Every line of the material below should be repeated exactly.
● ● ● ●
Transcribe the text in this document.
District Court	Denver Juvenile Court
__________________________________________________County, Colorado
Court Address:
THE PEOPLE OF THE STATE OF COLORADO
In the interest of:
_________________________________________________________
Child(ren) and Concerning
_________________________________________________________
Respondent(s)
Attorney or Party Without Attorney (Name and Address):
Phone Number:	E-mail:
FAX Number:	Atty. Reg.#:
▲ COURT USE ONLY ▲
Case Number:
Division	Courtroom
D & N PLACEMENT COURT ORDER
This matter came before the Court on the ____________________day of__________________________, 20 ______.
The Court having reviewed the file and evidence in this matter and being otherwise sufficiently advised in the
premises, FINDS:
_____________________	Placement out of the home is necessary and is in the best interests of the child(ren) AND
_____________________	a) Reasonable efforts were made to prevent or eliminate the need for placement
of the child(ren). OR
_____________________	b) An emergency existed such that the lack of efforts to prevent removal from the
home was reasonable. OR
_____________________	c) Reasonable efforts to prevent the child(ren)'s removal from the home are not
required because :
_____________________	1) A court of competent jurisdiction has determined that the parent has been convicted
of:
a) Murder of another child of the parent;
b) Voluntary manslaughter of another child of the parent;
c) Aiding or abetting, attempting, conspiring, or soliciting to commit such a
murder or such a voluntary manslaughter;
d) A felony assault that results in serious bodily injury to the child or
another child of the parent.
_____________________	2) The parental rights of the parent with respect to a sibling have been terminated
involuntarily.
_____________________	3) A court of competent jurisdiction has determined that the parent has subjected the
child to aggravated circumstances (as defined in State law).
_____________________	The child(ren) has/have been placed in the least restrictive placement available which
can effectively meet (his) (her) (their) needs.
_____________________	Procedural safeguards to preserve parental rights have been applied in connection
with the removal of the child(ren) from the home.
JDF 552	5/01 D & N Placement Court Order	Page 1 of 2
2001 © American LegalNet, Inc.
● ● ● ●
## Solution for this problem
Transcribe the text in this document.
District Court	Denver Juvenile Court
__________________________________________________County, Colorado
Court Address:
THE PEOPLE OF THE STATE OF COLORADO
In the interest of:
_________________________________________________________
Child(ren) and Concerning
_________________________________________________________
Respondent(s)
Attorney or Party Without Attorney (Name and Address):
Phone Number:	E-mail:
FAX Number:	Atty. Reg.#:
▲ COURT USE ONLY ▲
Case Number:
Division	Courtroom
D & N PLACEMENT COURT ORDER
This matter came before the Court on the ____________________day of__________________________, 20 ______.
The Court having reviewed the file and evidence in this matter and being otherwise sufficiently advised in the
premises, FINDS:
_____________________	Placement out of the home is necessary and is in the best interests of the child(ren) AND
_____________________	a) Reasonable efforts were made to prevent or eliminate the need for placement
of the child(ren). OR
_____________________	b) An emergency existed such that the lack of efforts to prevent removal from the
home was reasonable. OR
_____________________	c) Reasonable efforts to prevent the child(ren)'s removal from the home are not
required because :
_____________________	1) A court of competent jurisdiction has determined that the parent has been convicted
of:
a) Murder of another child of the parent;
b) Voluntary manslaughter of another child of the parent;
c) Aiding or abetting, attempting, conspiring, or soliciting to commit such a
murder or such a voluntary manslaughter;
d) A felony assault that results in serious bodily injury to the child or
another child of the parent.
_____________________	2) The parental rights of the parent with respect to a sibling have been terminated
involuntarily.
_____________________	3) A court of competent jurisdiction has determined that the parent has subjected the
child to aggravated circumstances (as defined in State law).
_____________________	The child(ren) has/have been placed in the least restrictive placement available which
can effectively meet (his) (her) (their) needs.
_____________________	Procedural safeguards to preserve parental rights have been applied in connection
with the removal of the child(ren) from the home.
JDF 552	5/01 D & N Placement Court Order	Page 1 of 2
2001 © American LegalNet, Inc.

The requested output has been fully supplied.